Output an exact reproduction of the data.
_ _ _ _ _
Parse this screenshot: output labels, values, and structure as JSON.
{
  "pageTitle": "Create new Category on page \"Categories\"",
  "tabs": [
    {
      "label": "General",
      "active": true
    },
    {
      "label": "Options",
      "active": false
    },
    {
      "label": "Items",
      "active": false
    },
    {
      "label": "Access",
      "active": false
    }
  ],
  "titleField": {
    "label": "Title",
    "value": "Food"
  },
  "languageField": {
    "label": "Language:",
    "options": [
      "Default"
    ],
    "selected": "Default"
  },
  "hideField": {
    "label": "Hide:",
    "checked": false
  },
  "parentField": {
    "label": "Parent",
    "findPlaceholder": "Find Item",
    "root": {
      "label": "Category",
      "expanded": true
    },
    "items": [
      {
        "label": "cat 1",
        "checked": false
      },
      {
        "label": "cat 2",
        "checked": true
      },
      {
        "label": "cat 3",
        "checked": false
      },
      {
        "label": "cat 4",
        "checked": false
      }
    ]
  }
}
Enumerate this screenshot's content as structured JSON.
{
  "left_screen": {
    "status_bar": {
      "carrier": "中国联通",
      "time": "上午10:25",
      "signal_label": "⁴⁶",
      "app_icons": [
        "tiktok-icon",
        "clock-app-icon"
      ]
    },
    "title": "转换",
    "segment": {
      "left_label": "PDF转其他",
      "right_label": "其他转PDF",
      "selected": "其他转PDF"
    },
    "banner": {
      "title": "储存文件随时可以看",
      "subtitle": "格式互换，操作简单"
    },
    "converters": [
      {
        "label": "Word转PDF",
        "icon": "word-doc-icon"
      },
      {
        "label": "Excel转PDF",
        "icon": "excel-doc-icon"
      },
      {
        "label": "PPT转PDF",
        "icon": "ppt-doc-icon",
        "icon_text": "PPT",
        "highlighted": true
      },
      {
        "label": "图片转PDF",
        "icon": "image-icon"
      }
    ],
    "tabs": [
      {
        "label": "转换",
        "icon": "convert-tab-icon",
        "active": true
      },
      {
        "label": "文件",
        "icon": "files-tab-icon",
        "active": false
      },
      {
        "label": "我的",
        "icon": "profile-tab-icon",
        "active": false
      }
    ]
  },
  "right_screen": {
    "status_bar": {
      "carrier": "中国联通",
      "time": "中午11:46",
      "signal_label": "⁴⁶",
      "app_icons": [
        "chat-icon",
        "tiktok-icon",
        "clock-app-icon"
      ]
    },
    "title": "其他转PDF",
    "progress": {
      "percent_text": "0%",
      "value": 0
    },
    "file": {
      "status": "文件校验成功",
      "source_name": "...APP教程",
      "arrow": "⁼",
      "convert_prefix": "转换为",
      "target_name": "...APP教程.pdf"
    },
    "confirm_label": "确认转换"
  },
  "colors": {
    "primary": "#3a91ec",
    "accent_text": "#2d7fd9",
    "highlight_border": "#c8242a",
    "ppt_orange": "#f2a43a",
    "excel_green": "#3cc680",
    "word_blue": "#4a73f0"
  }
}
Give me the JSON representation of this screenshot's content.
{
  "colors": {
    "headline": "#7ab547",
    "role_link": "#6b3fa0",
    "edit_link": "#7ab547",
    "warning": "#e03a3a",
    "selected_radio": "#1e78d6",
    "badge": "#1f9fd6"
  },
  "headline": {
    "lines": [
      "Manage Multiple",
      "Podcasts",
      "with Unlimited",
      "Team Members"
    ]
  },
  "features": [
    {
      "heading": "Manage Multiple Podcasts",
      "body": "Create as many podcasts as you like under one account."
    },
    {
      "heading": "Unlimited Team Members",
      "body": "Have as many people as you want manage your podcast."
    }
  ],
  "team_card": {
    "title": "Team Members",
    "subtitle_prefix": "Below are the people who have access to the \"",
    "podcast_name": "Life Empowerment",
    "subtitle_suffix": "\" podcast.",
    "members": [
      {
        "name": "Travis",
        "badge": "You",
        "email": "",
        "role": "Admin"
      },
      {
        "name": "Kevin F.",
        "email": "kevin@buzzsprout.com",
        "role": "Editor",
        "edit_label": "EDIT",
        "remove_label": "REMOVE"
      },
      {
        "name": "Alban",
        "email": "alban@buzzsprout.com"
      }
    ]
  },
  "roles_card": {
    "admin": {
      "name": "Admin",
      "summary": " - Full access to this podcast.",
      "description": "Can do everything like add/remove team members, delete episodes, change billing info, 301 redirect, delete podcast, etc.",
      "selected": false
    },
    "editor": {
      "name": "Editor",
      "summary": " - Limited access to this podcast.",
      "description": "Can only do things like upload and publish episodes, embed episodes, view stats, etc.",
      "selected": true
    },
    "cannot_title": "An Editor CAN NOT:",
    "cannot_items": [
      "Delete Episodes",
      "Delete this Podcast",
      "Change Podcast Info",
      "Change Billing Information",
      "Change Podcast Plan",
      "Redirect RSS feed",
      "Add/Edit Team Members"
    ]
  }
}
_ _ _ _ _
→ **Result of this task**:
Parse this screenshot: output labels, values, and structure as JSON.
{
  "pageTitle": "Create new Category on page \"Categories\"",
  "tabs": [
    {
      "label": "General",
      "active": true
    },
    {
      "label": "Options",
      "active": false
    },
    {
      "label": "Items",
      "active": false
    },
    {
      "label": "Access",
      "active": false
    }
  ],
  "titleField": {
    "label": "Title",
    "value": "Food"
  },
  "languageField": {
    "label": "Language:",
    "options": [
      "Default"
    ],
    "selected": "Default"
  },
  "hideField": {
    "label": "Hide:",
    "checked": false
  },
  "parentField": {
    "label": "Parent",
    "findPlaceholder": "Find Item",
    "root": {
      "label": "Category",
      "expanded": true
    },
    "items": [
      {
        "label": "cat 1",
        "checked": false
      },
      {
        "label": "cat 2",
        "checked": true
      },
      {
        "label": "cat 3",
        "checked": false
      },
      {
        "label": "cat 4",
        "checked": false
      }
    ]
  }
}
Enumerate this screenshot's content as structured JSON.
{
  "left_screen": {
    "status_bar": {
      "carrier": "中国联通",
      "time": "上午10:25",
      "signal_label": "⁴⁶",
      "app_icons": [
        "tiktok-icon",
        "clock-app-icon"
      ]
    },
    "title": "转换",
    "segment": {
      "left_label": "PDF转其他",
      "right_label": "其他转PDF",
      "selected": "其他转PDF"
    },
    "banner": {
      "title": "储存文件随时可以看",
      "subtitle": "格式互换，操作简单"
    },
    "converters": [
      {
        "label": "Word转PDF",
        "icon": "word-doc-icon"
      },
      {
        "label": "Excel转PDF",
        "icon": "excel-doc-icon"
      },
      {
        "label": "PPT转PDF",
        "icon": "ppt-doc-icon",
        "icon_text": "PPT",
        "highlighted": true
      },
      {
        "label": "图片转PDF",
        "icon": "image-icon"
      }
    ],
    "tabs": [
      {
        "label": "转换",
        "icon": "convert-tab-icon",
        "active": true
      },
      {
        "label": "文件",
        "icon": "files-tab-icon",
        "active": false
      },
      {
        "label": "我的",
        "icon": "profile-tab-icon",
        "active": false
      }
    ]
  },
  "right_screen": {
    "status_bar": {
      "carrier": "中国联通",
      "time": "中午11:46",
      "signal_label": "⁴⁶",
      "app_icons": [
        "chat-icon",
        "tiktok-icon",
        "clock-app-icon"
      ]
    },
    "title": "其他转PDF",
    "progress": {
      "percent_text": "0%",
      "value": 0
    },
    "file": {
      "status": "文件校验成功",
      "source_name": "...APP教程",
      "arrow": "⁼",
      "convert_prefix": "转换为",
      "target_name": "...APP教程.pdf"
    },
    "confirm_label": "确认转换"
  },
  "colors": {
    "primary": "#3a91ec",
    "accent_text": "#2d7fd9",
    "highlight_border": "#c8242a",
    "ppt_orange": "#f2a43a",
    "excel_green": "#3cc680",
    "word_blue": "#4a73f0"
  }
}
Give me the JSON representation of this screenshot's content.
{
  "colors": {
    "headline": "#7ab547",
    "role_link": "#6b3fa0",
    "edit_link": "#7ab547",
    "warning": "#e03a3a",
    "selected_radio": "#1e78d6",
    "badge": "#1f9fd6"
  },
  "headline": {
    "lines": [
      "Manage Multiple",
      "Podcasts",
      "with Unlimited",
      "Team Members"
    ]
  },
  "features": [
    {
      "heading": "Manage Multiple Podcasts",
      "body": "Create as many podcasts as you like under one account."
    },
    {
      "heading": "Unlimited Team Members",
      "body": "Have as many people as you want manage your podcast."
    }
  ],
  "team_card": {
    "title": "Team Members",
    "subtitle_prefix": "Below are the people who have access to the \"",
    "podcast_name": "Life Empowerment",
    "subtitle_suffix": "\" podcast.",
    "members": [
      {
        "name": "Travis",
        "badge": "You",
        "email": "",
        "role": "Admin"
      },
      {
        "name": "Kevin F.",
        "email": "kevin@buzzsprout.com",
        "role": "Editor",
        "edit_label": "EDIT",
        "remove_label": "REMOVE"
      },
      {
        "name": "Alban",
        "email": "alban@buzzsprout.com"
      }
    ]
  },
  "roles_card": {
    "admin": {
      "name": "Admin",
      "summary": " - Full access to this podcast.",
      "description": "Can do everything like add/remove team members, delete episodes, change billing info, 301 redirect, delete podcast, etc.",
      "selected": false
    },
    "editor": {
      "name": "Editor",
      "summary": " - Limited access to this podcast.",
      "description": "Can only do things like upload and publish episodes, embed episodes, view stats, etc.",
      "selected": true
    },
    "cannot_title": "An Editor CAN NOT:",
    "cannot_items": [
      "Delete Episodes",
      "Delete this Podcast",
      "Change Podcast Info",
      "Change Billing Information",
      "Change Podcast Plan",
      "Redirect RSS feed",
      "Add/Edit Team Members"
    ]
  }
}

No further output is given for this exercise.